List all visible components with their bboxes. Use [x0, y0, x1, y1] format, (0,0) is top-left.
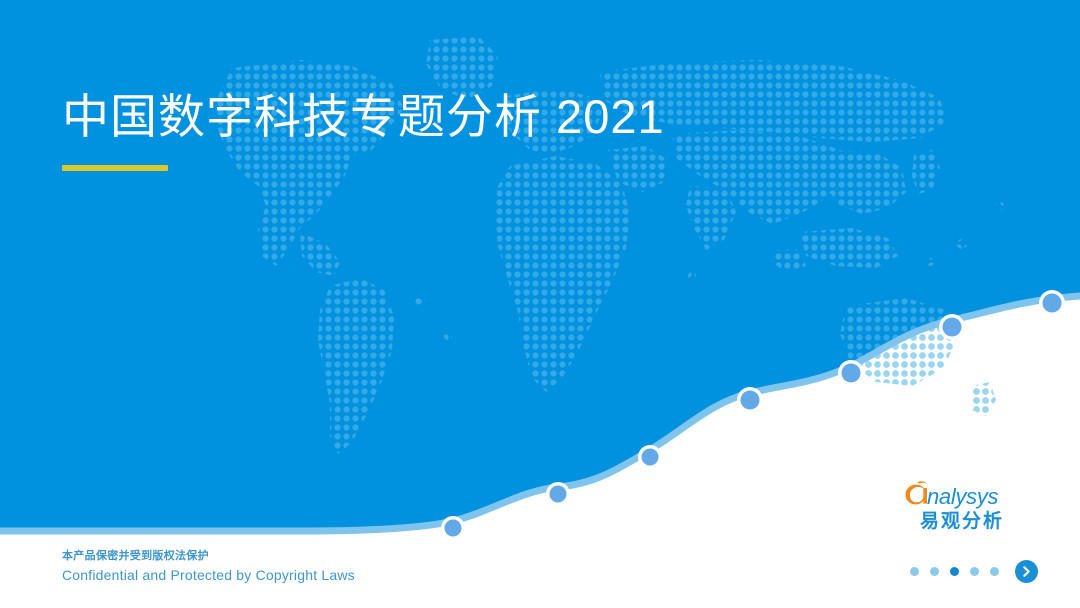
svg-text:nalysys: nalysys — [927, 484, 999, 509]
analysys-wordmark-icon: nalysys — [897, 478, 1027, 512]
curve-marker — [546, 482, 570, 506]
title-slide: 中国数字科技专题分析 2021 本产品保密并受到版权法保护 Confidenti… — [0, 0, 1080, 608]
pager-dot-4[interactable] — [970, 567, 979, 576]
next-slide-button[interactable] — [1015, 560, 1038, 583]
confidential-notice-cn: 本产品保密并受到版权法保护 — [62, 548, 355, 565]
confidential-notice: 本产品保密并受到版权法保护 Confidential and Protected… — [62, 548, 355, 585]
logo-wordmark-row: nalysys — [897, 478, 1027, 512]
curve-marker — [838, 360, 864, 386]
chevron-right-icon — [1020, 565, 1033, 578]
title-underline-accent — [62, 165, 168, 171]
curve-marker — [737, 387, 763, 413]
title-block: 中国数字科技专题分析 2021 — [62, 86, 962, 171]
logo-swoosh-icon — [906, 481, 928, 504]
pager-dot-5[interactable] — [990, 567, 999, 576]
pager-dot-3[interactable] — [950, 567, 959, 576]
slide-pager — [910, 560, 1038, 583]
page-title: 中国数字科技专题分析 2021 — [62, 86, 962, 148]
curve-marker — [1039, 290, 1065, 316]
pager-dot-2[interactable] — [930, 567, 939, 576]
pager-dot-1[interactable] — [910, 567, 919, 576]
confidential-notice-en: Confidential and Protected by Copyright … — [62, 565, 355, 585]
curve-marker — [638, 445, 662, 469]
analysys-logo-cn: 易观分析 — [897, 510, 1027, 534]
curve-marker — [939, 314, 965, 340]
analysys-logo: nalysys 易观分析 — [897, 478, 1027, 540]
curve-marker — [441, 516, 465, 540]
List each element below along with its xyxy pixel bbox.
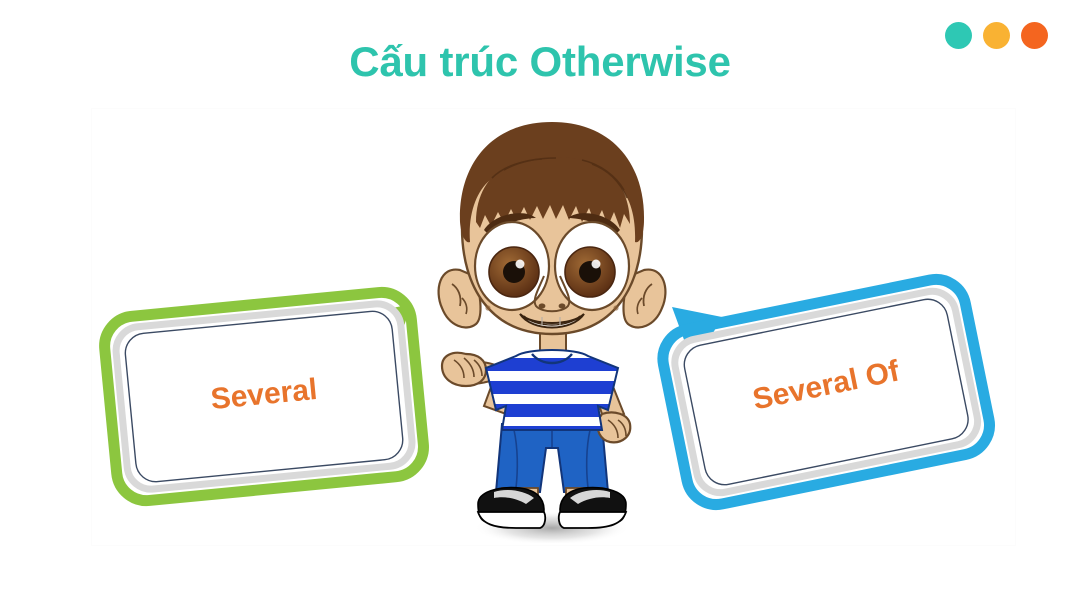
eye-left [475,222,549,310]
speech-bubble-several-of[interactable]: Several Of [666,287,986,487]
eye-highlight-left [516,260,525,269]
eye-right [555,222,629,310]
cheek-left [485,305,490,310]
speech-bubble-several[interactable]: Several [104,292,424,492]
slide-canvas: Cấu trúc Otherwise Several Seve [0,0,1080,607]
page-title: Cấu trúc Otherwise [0,38,1080,86]
shorts [496,424,608,492]
shoe-right [559,488,626,528]
stripe [472,358,642,371]
shoe-left [478,488,545,528]
stripe [472,381,642,394]
cheek-right [613,305,618,310]
cartoon-boy-illustration [432,118,672,543]
eye-highlight-right [592,260,601,269]
cartoon-boy-waving [432,118,672,543]
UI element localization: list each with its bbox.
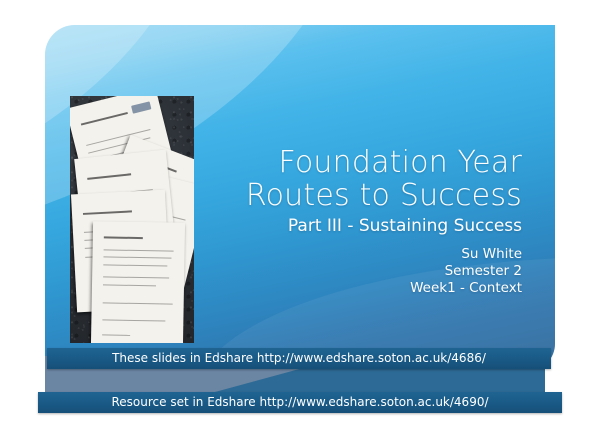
slides-link-banner[interactable]: These slides in Edshare http://www.edsha… (47, 348, 551, 369)
week-label: Week1 - Context (200, 280, 522, 297)
author-name: Su White (200, 246, 522, 263)
document-sheet (91, 221, 185, 343)
title-block: Foundation Year Routes to Success Part I… (200, 146, 522, 297)
page-subtitle: Part III - Sustaining Success (200, 214, 522, 239)
semester-label: Semester 2 (200, 263, 522, 280)
page-title-line-2: Routes to Success (200, 179, 522, 212)
handouts-photo (70, 96, 194, 343)
page-title-line-1: Foundation Year (200, 146, 522, 179)
resource-set-link-banner[interactable]: Resource set in Edshare http://www.edsha… (38, 392, 562, 413)
slide-canvas: Foundation Year Routes to Success Part I… (0, 0, 600, 424)
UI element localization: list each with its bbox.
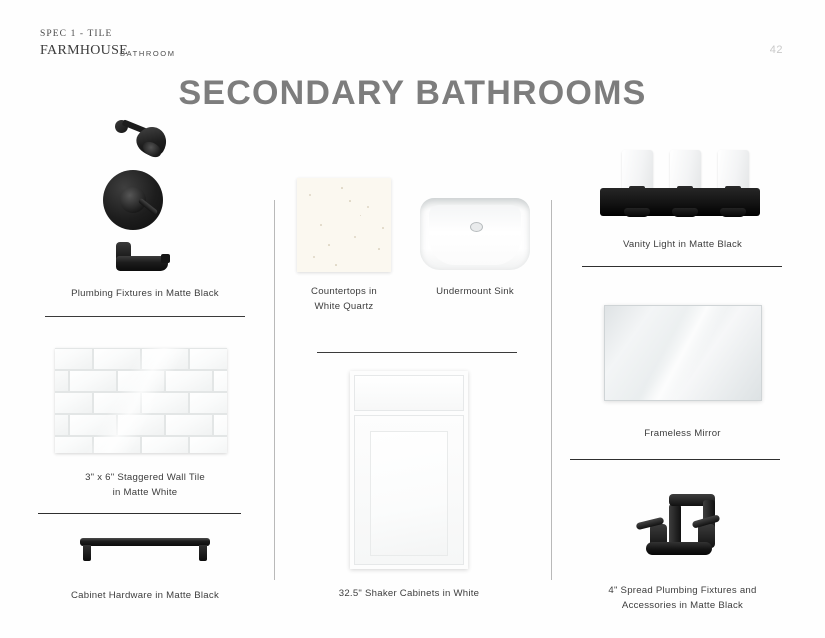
shower-trim-set [95,112,205,272]
collection-title: FARMHOUSE [40,43,128,59]
cabinet-bar-pull [80,536,210,564]
caption-lav-faucet-line2: Accessories in Matte Black [570,598,795,613]
caption-countertops-line1: Countertops in [284,284,404,299]
tile-unit [93,392,141,414]
presentation-slide: SPEC 1 - TILE FARMHOUSE BATHROOM 42 SECO… [0,0,825,638]
caption-lav-faucet-line1: 4" Spread Plumbing Fixtures and [570,583,795,598]
tile-unit [165,370,213,392]
quartz-speck [309,194,311,196]
quartz-speck [360,215,361,216]
quartz-speck [378,248,380,250]
shaker-cabinet-door [350,371,468,569]
tile-unit [117,414,165,436]
tile-unit [69,414,117,436]
tile-unit [93,348,141,370]
faucet-spout-riser [669,504,681,546]
tile-unit [55,414,69,436]
light-arm-left [624,208,650,217]
spec-label: SPEC 1 - TILE [40,29,112,39]
caption-undermount-sink: Undermount Sink [412,284,538,299]
caption-cabinet-hardware: Cabinet Hardware in Matte Black [25,588,265,603]
caption-frameless-mirror: Frameless Mirror [570,426,795,441]
caption-countertops-line2: White Quartz [284,299,404,314]
quartz-speck [341,187,343,189]
caption-plumbing-fixtures: Plumbing Fixtures in Matte Black [25,286,265,301]
pull-post-right [199,545,207,561]
sink-basin [429,205,521,265]
caption-shaker-cabinets: 32.5" Shaker Cabinets in White [294,586,524,601]
quartz-speck [313,256,315,258]
light-arm-right [720,208,746,217]
caption-vanity-light: Vanity Light in Matte Black [570,237,795,252]
tile-unit [189,392,227,414]
tile-unit [141,436,189,453]
lavatory-faucet [640,480,750,562]
column-rule-right [551,200,552,580]
divider-right-2 [570,459,780,460]
frameless-mirror [604,305,762,401]
page-title: SECONDARY BATHROOMS [0,74,825,113]
quartz-swatch [297,178,391,272]
subway-tile-swatch [55,348,227,453]
divider-left-2 [38,513,241,514]
undermount-sink [420,198,530,270]
sink-drain [470,222,483,232]
pull-post-left [83,545,91,561]
tile-unit [213,370,227,392]
tile-unit [55,436,93,453]
cabinet-door-recessed-panel [370,431,448,556]
divider-middle-1 [317,352,517,353]
light-arm-center [672,208,698,217]
tile-unit [141,348,189,370]
tile-unit [213,414,227,436]
quartz-speck [320,224,322,226]
tile-unit [189,436,227,453]
column-rule-left [274,200,275,580]
tile-unit [189,348,227,370]
quartz-speck [354,236,356,238]
divider-left-1 [45,316,245,317]
mirror-reflection [605,306,761,400]
tile-unit [55,370,69,392]
caption-wall-tile-line1: 3" x 6" Staggered Wall Tile [25,470,265,485]
quartz-speck [367,206,369,208]
tub-spout-tip [161,254,170,263]
room-label: BATHROOM [120,49,176,58]
quartz-speck [349,200,351,202]
tile-unit [141,392,189,414]
quartz-speck [328,244,330,246]
cabinet-drawer-front [354,375,464,411]
faucet-deck-plate [646,542,712,555]
tile-unit [165,414,213,436]
tile-unit [117,370,165,392]
quartz-speck [382,227,384,229]
page-number: 42 [770,44,783,56]
divider-right-1 [582,266,782,267]
caption-wall-tile-line2: in Matte White [25,485,265,500]
tile-unit [69,370,117,392]
vanity-light [600,150,760,218]
quartz-speck [335,264,337,266]
pull-bar [80,538,210,546]
tile-unit [55,348,93,370]
tile-unit [55,392,93,414]
tile-unit [93,436,141,453]
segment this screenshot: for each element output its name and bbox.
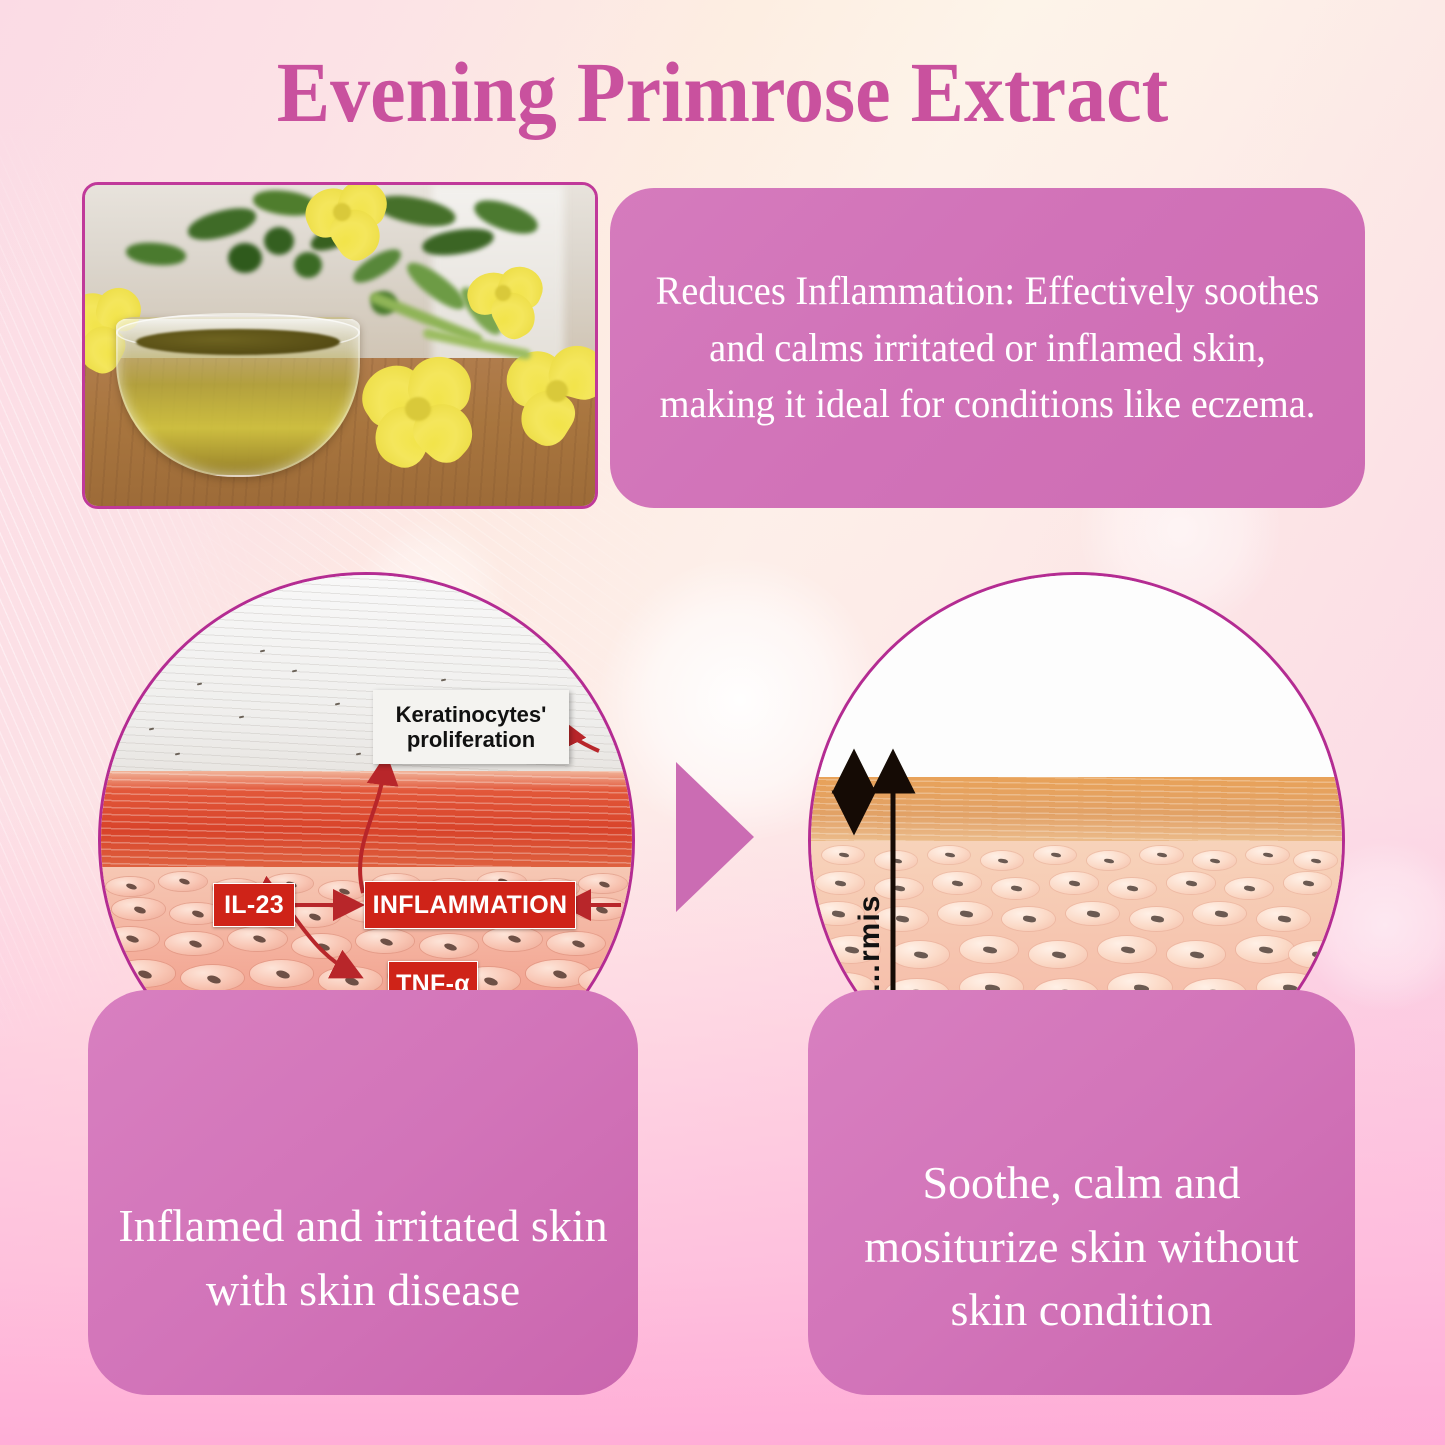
primrose-oil-photo	[82, 182, 598, 509]
caption-after-text: Soothe, calm and mositurize skin without…	[828, 1043, 1335, 1341]
caption-panel-before: Inflamed and irritated skin with skin di…	[88, 990, 638, 1395]
label-keratinocytes-proliferation: Keratinocytes' proliferation	[373, 690, 569, 764]
label-inflammation: INFLAMMATION	[364, 881, 576, 929]
label-epidermis-partial: …rmis	[853, 823, 887, 993]
caption-before-text: Inflamed and irritated skin with skin di…	[108, 1064, 618, 1321]
caption-panel-after: Soothe, calm and mositurize skin without…	[808, 990, 1355, 1395]
triangle-right-icon	[676, 762, 754, 912]
oil-surface	[136, 329, 340, 355]
page-title: Evening Primrose Extract	[51, 42, 1395, 142]
label-il23: IL-23	[213, 883, 295, 927]
poster-canvas: Evening Primrose Extract	[0, 0, 1445, 1445]
benefit-text: Reduces Inflammation: Effectively soothe…	[654, 263, 1321, 433]
benefit-panel: Reduces Inflammation: Effectively soothe…	[610, 188, 1365, 508]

# Given task
Find every line in the listing above that contains the string "swatch" with matching case, and copy each of those lines.

# Complete output
quartz-swatch [297,178,391,272]
subway-tile-swatch [55,348,227,453]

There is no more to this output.